SUPPLIED INFORMATION:
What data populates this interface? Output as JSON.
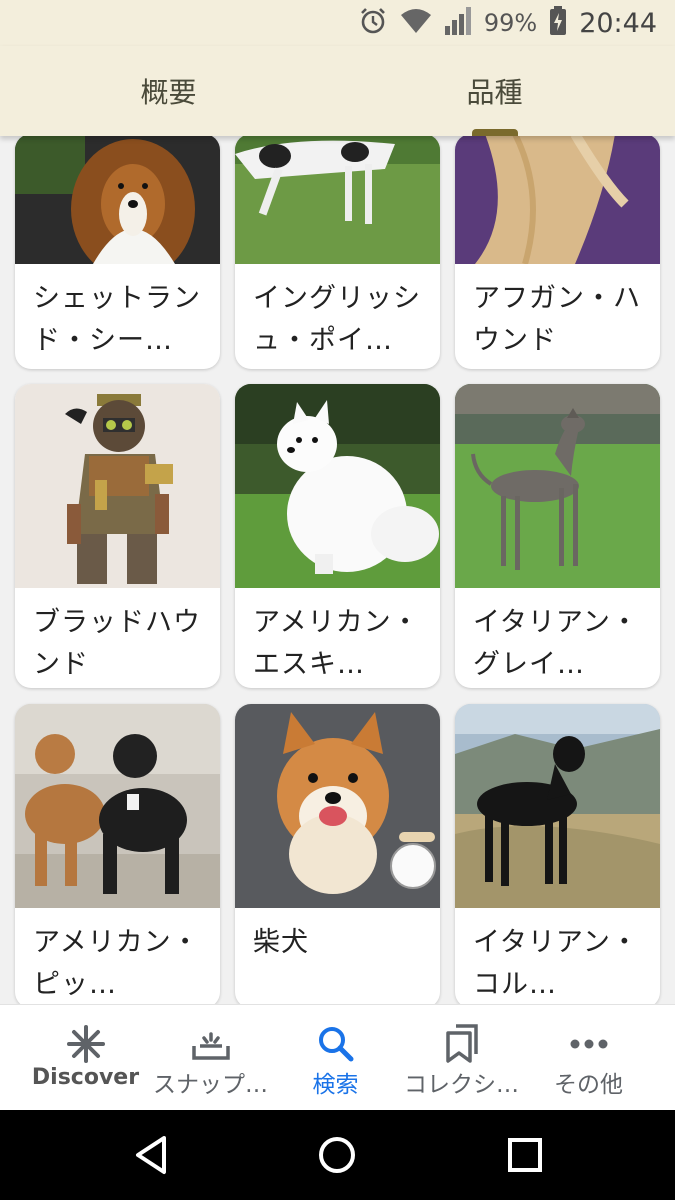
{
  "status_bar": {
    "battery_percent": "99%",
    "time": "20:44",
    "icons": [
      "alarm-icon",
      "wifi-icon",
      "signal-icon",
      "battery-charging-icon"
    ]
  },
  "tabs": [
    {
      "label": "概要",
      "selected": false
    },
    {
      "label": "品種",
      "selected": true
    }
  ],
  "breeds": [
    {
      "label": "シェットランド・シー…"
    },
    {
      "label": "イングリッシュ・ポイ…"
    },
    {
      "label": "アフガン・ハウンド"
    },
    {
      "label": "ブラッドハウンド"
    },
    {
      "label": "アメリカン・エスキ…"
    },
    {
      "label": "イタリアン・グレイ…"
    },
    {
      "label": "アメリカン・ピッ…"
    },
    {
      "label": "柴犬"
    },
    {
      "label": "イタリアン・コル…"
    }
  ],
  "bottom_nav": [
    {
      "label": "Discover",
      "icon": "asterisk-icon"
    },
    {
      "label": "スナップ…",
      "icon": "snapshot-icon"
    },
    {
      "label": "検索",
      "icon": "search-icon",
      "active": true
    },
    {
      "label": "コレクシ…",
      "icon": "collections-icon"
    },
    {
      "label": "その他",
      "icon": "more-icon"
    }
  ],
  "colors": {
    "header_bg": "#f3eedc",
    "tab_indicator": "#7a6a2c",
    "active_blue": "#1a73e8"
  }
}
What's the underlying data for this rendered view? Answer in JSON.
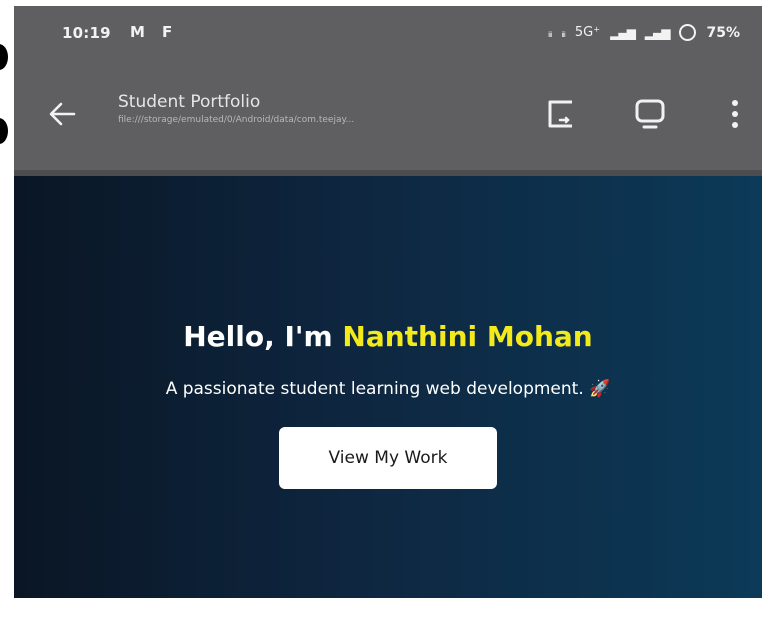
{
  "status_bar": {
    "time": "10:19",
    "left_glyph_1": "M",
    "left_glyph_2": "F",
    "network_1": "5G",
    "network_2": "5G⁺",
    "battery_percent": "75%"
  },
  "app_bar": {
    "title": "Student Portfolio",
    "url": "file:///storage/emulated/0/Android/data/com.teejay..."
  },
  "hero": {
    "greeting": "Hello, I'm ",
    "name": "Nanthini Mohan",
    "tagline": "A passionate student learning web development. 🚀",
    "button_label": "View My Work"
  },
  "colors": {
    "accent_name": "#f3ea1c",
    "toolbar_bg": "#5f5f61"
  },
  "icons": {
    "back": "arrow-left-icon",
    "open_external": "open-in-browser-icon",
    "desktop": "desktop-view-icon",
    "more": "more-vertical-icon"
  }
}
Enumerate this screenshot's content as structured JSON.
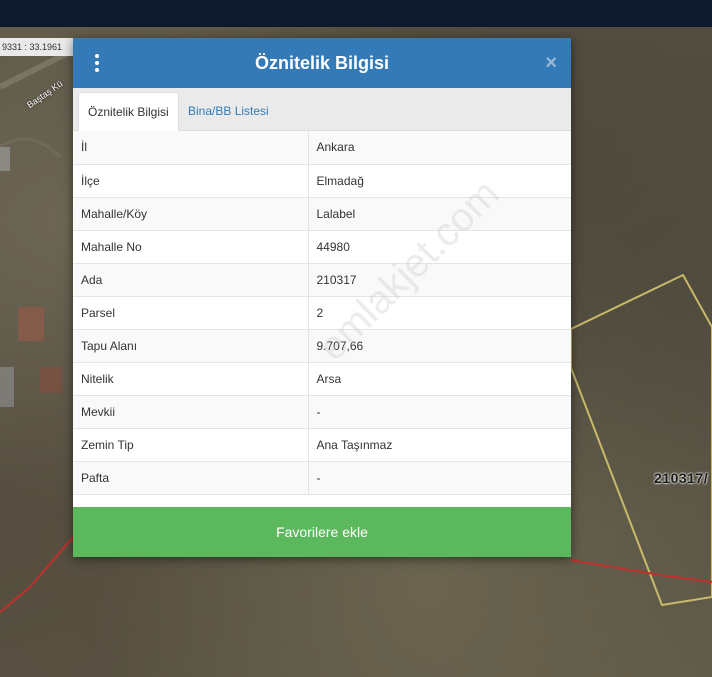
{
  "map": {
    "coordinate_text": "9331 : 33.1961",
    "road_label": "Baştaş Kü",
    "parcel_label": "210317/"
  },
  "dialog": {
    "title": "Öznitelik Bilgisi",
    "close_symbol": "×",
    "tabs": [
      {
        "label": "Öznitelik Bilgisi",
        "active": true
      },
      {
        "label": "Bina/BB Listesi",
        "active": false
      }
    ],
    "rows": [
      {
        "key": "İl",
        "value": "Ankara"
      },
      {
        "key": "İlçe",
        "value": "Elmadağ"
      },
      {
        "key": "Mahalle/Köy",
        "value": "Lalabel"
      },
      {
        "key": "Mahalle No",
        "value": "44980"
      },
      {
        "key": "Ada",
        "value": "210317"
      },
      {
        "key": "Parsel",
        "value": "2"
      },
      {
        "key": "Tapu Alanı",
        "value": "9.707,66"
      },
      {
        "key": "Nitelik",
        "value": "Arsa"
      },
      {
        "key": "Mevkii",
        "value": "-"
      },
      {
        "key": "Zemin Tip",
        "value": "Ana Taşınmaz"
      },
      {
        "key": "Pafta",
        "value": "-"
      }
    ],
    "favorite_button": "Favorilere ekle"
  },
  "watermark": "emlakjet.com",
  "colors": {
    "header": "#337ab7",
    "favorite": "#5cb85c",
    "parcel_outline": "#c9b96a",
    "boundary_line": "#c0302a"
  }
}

REQUEST: The line that contains "Enumerate this screenshot's" begins the part to retype, and the last line of the records above ends it. Retype both and everything between, exactly, without the pictures.

WORKED ANSWER:
Enumerate this screenshot's content as structured JSON.
{
  "map": {
    "coordinate_text": "9331 : 33.1961",
    "road_label": "Baştaş Kü",
    "parcel_label": "210317/"
  },
  "dialog": {
    "title": "Öznitelik Bilgisi",
    "close_symbol": "×",
    "tabs": [
      {
        "label": "Öznitelik Bilgisi",
        "active": true
      },
      {
        "label": "Bina/BB Listesi",
        "active": false
      }
    ],
    "rows": [
      {
        "key": "İl",
        "value": "Ankara"
      },
      {
        "key": "İlçe",
        "value": "Elmadağ"
      },
      {
        "key": "Mahalle/Köy",
        "value": "Lalabel"
      },
      {
        "key": "Mahalle No",
        "value": "44980"
      },
      {
        "key": "Ada",
        "value": "210317"
      },
      {
        "key": "Parsel",
        "value": "2"
      },
      {
        "key": "Tapu Alanı",
        "value": "9.707,66"
      },
      {
        "key": "Nitelik",
        "value": "Arsa"
      },
      {
        "key": "Mevkii",
        "value": "-"
      },
      {
        "key": "Zemin Tip",
        "value": "Ana Taşınmaz"
      },
      {
        "key": "Pafta",
        "value": "-"
      }
    ],
    "favorite_button": "Favorilere ekle"
  },
  "watermark": "emlakjet.com",
  "colors": {
    "header": "#337ab7",
    "favorite": "#5cb85c",
    "parcel_outline": "#c9b96a",
    "boundary_line": "#c0302a"
  }
}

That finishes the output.